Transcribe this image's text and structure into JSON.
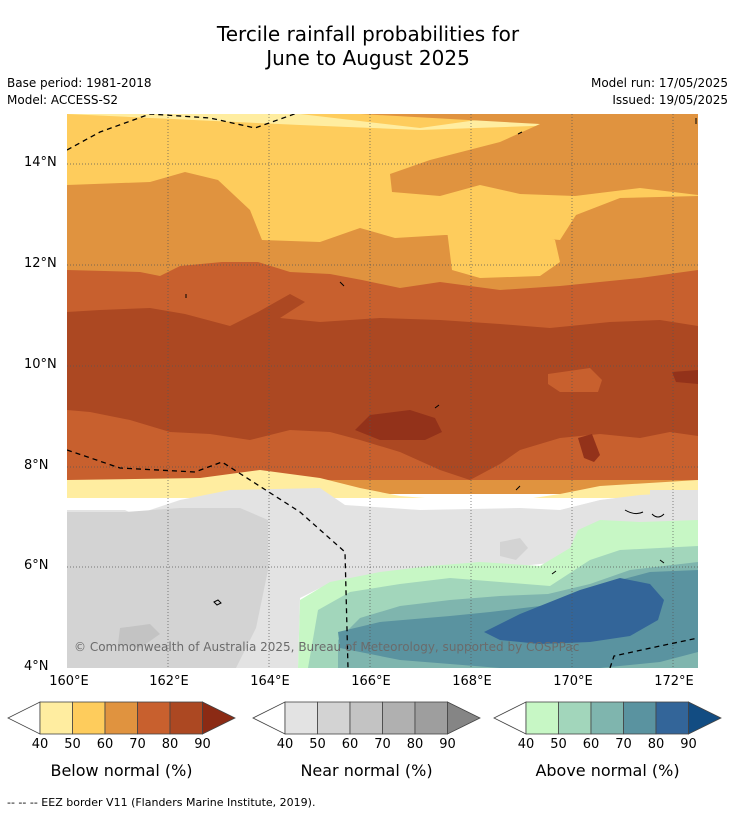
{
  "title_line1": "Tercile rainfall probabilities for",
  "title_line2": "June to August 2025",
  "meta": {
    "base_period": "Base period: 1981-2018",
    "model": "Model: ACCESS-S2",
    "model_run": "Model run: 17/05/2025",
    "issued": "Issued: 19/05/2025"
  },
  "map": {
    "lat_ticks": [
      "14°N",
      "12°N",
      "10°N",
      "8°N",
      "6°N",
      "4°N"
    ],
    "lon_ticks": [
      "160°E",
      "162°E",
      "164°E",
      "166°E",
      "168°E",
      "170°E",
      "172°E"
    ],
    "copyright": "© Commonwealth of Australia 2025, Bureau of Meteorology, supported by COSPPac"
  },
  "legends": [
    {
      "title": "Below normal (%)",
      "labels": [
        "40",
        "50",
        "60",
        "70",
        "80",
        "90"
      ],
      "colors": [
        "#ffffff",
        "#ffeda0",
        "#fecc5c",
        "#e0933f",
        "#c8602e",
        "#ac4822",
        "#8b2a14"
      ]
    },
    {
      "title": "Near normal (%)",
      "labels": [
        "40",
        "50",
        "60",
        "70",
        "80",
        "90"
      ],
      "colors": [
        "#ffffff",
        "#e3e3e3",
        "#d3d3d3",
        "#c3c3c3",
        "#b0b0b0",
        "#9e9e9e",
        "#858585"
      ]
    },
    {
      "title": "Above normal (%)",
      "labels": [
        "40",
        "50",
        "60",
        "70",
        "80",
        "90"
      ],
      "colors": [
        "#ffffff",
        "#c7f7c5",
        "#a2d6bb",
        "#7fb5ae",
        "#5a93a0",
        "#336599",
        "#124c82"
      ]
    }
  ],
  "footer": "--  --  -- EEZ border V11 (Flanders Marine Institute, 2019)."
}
══════
**DIRECTIVE**
Without the pictures, write out the whole listing above exactly as it appears.

**EXERCISE RESULT**
Transcribe this image's text and structure into JSON.
{
  "title_line1": "Tercile rainfall probabilities for",
  "title_line2": "June to August 2025",
  "meta": {
    "base_period": "Base period: 1981-2018",
    "model": "Model: ACCESS-S2",
    "model_run": "Model run: 17/05/2025",
    "issued": "Issued: 19/05/2025"
  },
  "map": {
    "lat_ticks": [
      "14°N",
      "12°N",
      "10°N",
      "8°N",
      "6°N",
      "4°N"
    ],
    "lon_ticks": [
      "160°E",
      "162°E",
      "164°E",
      "166°E",
      "168°E",
      "170°E",
      "172°E"
    ],
    "copyright": "© Commonwealth of Australia 2025, Bureau of Meteorology, supported by COSPPac"
  },
  "legends": [
    {
      "title": "Below normal (%)",
      "labels": [
        "40",
        "50",
        "60",
        "70",
        "80",
        "90"
      ],
      "colors": [
        "#ffffff",
        "#ffeda0",
        "#fecc5c",
        "#e0933f",
        "#c8602e",
        "#ac4822",
        "#8b2a14"
      ]
    },
    {
      "title": "Near normal (%)",
      "labels": [
        "40",
        "50",
        "60",
        "70",
        "80",
        "90"
      ],
      "colors": [
        "#ffffff",
        "#e3e3e3",
        "#d3d3d3",
        "#c3c3c3",
        "#b0b0b0",
        "#9e9e9e",
        "#858585"
      ]
    },
    {
      "title": "Above normal (%)",
      "labels": [
        "40",
        "50",
        "60",
        "70",
        "80",
        "90"
      ],
      "colors": [
        "#ffffff",
        "#c7f7c5",
        "#a2d6bb",
        "#7fb5ae",
        "#5a93a0",
        "#336599",
        "#124c82"
      ]
    }
  ],
  "footer": "--  --  -- EEZ border V11 (Flanders Marine Institute, 2019)."
}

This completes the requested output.